**PROMPT**
Please print every record below exactly as it appears.

Dataset rows about figures:

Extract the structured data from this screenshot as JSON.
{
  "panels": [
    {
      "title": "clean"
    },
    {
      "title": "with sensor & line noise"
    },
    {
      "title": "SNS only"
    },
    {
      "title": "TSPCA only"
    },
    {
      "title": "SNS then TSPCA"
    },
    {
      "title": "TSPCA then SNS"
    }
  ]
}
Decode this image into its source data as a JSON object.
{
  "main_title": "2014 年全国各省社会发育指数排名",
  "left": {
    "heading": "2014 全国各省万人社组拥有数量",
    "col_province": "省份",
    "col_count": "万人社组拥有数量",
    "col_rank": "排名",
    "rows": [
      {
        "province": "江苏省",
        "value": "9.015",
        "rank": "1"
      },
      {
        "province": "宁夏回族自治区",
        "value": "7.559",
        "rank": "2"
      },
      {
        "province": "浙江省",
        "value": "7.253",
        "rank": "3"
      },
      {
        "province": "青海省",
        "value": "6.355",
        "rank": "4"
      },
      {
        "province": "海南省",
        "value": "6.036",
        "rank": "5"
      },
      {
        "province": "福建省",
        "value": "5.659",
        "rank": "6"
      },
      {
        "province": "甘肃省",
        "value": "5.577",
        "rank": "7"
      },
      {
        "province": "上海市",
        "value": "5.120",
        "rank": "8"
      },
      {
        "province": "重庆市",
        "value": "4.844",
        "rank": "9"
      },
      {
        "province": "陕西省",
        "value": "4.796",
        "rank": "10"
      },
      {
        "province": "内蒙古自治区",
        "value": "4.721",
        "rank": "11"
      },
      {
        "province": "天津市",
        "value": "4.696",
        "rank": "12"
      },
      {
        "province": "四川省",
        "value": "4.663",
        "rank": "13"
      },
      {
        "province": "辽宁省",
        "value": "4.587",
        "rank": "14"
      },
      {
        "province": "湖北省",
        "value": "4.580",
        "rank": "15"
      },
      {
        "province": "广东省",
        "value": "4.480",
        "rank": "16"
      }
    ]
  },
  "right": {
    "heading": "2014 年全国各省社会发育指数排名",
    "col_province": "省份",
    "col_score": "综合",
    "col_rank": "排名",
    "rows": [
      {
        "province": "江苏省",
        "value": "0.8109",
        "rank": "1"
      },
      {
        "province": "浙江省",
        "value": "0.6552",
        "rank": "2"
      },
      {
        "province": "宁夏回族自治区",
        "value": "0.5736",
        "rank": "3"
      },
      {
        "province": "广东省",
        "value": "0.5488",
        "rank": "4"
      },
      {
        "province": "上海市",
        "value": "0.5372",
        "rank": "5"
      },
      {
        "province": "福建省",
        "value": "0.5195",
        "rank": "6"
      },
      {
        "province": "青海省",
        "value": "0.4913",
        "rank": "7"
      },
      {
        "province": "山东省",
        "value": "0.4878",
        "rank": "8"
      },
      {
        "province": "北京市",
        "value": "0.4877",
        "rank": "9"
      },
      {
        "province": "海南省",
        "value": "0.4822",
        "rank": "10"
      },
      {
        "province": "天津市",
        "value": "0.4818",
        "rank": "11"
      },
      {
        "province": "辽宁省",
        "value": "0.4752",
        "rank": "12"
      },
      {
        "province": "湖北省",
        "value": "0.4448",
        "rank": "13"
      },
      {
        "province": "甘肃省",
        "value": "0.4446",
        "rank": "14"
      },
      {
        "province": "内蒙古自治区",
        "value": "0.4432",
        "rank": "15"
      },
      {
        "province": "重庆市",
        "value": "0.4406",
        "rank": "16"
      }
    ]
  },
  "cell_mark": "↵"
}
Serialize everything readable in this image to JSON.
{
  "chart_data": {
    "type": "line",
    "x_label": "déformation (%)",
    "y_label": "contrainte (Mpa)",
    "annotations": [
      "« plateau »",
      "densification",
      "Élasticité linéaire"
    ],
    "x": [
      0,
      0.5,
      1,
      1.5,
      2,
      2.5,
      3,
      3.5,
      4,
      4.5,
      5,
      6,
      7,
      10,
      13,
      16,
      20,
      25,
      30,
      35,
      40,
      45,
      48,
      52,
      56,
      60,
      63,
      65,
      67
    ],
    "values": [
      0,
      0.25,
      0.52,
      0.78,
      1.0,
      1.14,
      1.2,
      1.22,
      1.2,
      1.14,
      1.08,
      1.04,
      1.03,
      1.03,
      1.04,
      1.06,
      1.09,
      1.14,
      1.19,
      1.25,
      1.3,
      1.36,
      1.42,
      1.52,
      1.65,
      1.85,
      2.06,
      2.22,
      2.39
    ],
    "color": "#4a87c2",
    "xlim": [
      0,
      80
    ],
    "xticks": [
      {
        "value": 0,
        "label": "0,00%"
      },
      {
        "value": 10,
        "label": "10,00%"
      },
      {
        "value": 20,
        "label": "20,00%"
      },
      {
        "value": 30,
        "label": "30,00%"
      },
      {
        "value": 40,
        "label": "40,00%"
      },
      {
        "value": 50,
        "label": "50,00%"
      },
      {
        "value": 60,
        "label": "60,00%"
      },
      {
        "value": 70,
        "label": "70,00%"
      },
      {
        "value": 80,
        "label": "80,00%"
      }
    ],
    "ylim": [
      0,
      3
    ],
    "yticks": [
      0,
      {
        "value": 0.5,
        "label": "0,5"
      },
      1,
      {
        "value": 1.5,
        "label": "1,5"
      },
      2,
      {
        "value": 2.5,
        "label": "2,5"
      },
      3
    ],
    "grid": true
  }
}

**ANSWER TO THIS PROBLEM**
Extract the structured data from this screenshot as JSON.
{
  "panels": [
    {
      "title": "clean"
    },
    {
      "title": "with sensor & line noise"
    },
    {
      "title": "SNS only"
    },
    {
      "title": "TSPCA only"
    },
    {
      "title": "SNS then TSPCA"
    },
    {
      "title": "TSPCA then SNS"
    }
  ]
}
Decode this image into its source data as a JSON object.
{
  "main_title": "2014 年全国各省社会发育指数排名",
  "left": {
    "heading": "2014 全国各省万人社组拥有数量",
    "col_province": "省份",
    "col_count": "万人社组拥有数量",
    "col_rank": "排名",
    "rows": [
      {
        "province": "江苏省",
        "value": "9.015",
        "rank": "1"
      },
      {
        "province": "宁夏回族自治区",
        "value": "7.559",
        "rank": "2"
      },
      {
        "province": "浙江省",
        "value": "7.253",
        "rank": "3"
      },
      {
        "province": "青海省",
        "value": "6.355",
        "rank": "4"
      },
      {
        "province": "海南省",
        "value": "6.036",
        "rank": "5"
      },
      {
        "province": "福建省",
        "value": "5.659",
        "rank": "6"
      },
      {
        "province": "甘肃省",
        "value": "5.577",
        "rank": "7"
      },
      {
        "province": "上海市",
        "value": "5.120",
        "rank": "8"
      },
      {
        "province": "重庆市",
        "value": "4.844",
        "rank": "9"
      },
      {
        "province": "陕西省",
        "value": "4.796",
        "rank": "10"
      },
      {
        "province": "内蒙古自治区",
        "value": "4.721",
        "rank": "11"
      },
      {
        "province": "天津市",
        "value": "4.696",
        "rank": "12"
      },
      {
        "province": "四川省",
        "value": "4.663",
        "rank": "13"
      },
      {
        "province": "辽宁省",
        "value": "4.587",
        "rank": "14"
      },
      {
        "province": "湖北省",
        "value": "4.580",
        "rank": "15"
      },
      {
        "province": "广东省",
        "value": "4.480",
        "rank": "16"
      }
    ]
  },
  "right": {
    "heading": "2014 年全国各省社会发育指数排名",
    "col_province": "省份",
    "col_score": "综合",
    "col_rank": "排名",
    "rows": [
      {
        "province": "江苏省",
        "value": "0.8109",
        "rank": "1"
      },
      {
        "province": "浙江省",
        "value": "0.6552",
        "rank": "2"
      },
      {
        "province": "宁夏回族自治区",
        "value": "0.5736",
        "rank": "3"
      },
      {
        "province": "广东省",
        "value": "0.5488",
        "rank": "4"
      },
      {
        "province": "上海市",
        "value": "0.5372",
        "rank": "5"
      },
      {
        "province": "福建省",
        "value": "0.5195",
        "rank": "6"
      },
      {
        "province": "青海省",
        "value": "0.4913",
        "rank": "7"
      },
      {
        "province": "山东省",
        "value": "0.4878",
        "rank": "8"
      },
      {
        "province": "北京市",
        "value": "0.4877",
        "rank": "9"
      },
      {
        "province": "海南省",
        "value": "0.4822",
        "rank": "10"
      },
      {
        "province": "天津市",
        "value": "0.4818",
        "rank": "11"
      },
      {
        "province": "辽宁省",
        "value": "0.4752",
        "rank": "12"
      },
      {
        "province": "湖北省",
        "value": "0.4448",
        "rank": "13"
      },
      {
        "province": "甘肃省",
        "value": "0.4446",
        "rank": "14"
      },
      {
        "province": "内蒙古自治区",
        "value": "0.4432",
        "rank": "15"
      },
      {
        "province": "重庆市",
        "value": "0.4406",
        "rank": "16"
      }
    ]
  },
  "cell_mark": "↵"
}
Serialize everything readable in this image to JSON.
{
  "chart_data": {
    "type": "line",
    "x_label": "déformation (%)",
    "y_label": "contrainte (Mpa)",
    "annotations": [
      "« plateau »",
      "densification",
      "Élasticité linéaire"
    ],
    "x": [
      0,
      0.5,
      1,
      1.5,
      2,
      2.5,
      3,
      3.5,
      4,
      4.5,
      5,
      6,
      7,
      10,
      13,
      16,
      20,
      25,
      30,
      35,
      40,
      45,
      48,
      52,
      56,
      60,
      63,
      65,
      67
    ],
    "values": [
      0,
      0.25,
      0.52,
      0.78,
      1.0,
      1.14,
      1.2,
      1.22,
      1.2,
      1.14,
      1.08,
      1.04,
      1.03,
      1.03,
      1.04,
      1.06,
      1.09,
      1.14,
      1.19,
      1.25,
      1.3,
      1.36,
      1.42,
      1.52,
      1.65,
      1.85,
      2.06,
      2.22,
      2.39
    ],
    "color": "#4a87c2",
    "xlim": [
      0,
      80
    ],
    "xticks": [
      {
        "value": 0,
        "label": "0,00%"
      },
      {
        "value": 10,
        "label": "10,00%"
      },
      {
        "value": 20,
        "label": "20,00%"
      },
      {
        "value": 30,
        "label": "30,00%"
      },
      {
        "value": 40,
        "label": "40,00%"
      },
      {
        "value": 50,
        "label": "50,00%"
      },
      {
        "value": 60,
        "label": "60,00%"
      },
      {
        "value": 70,
        "label": "70,00%"
      },
      {
        "value": 80,
        "label": "80,00%"
      }
    ],
    "ylim": [
      0,
      3
    ],
    "yticks": [
      0,
      {
        "value": 0.5,
        "label": "0,5"
      },
      1,
      {
        "value": 1.5,
        "label": "1,5"
      },
      2,
      {
        "value": 2.5,
        "label": "2,5"
      },
      3
    ],
    "grid": true
  }
}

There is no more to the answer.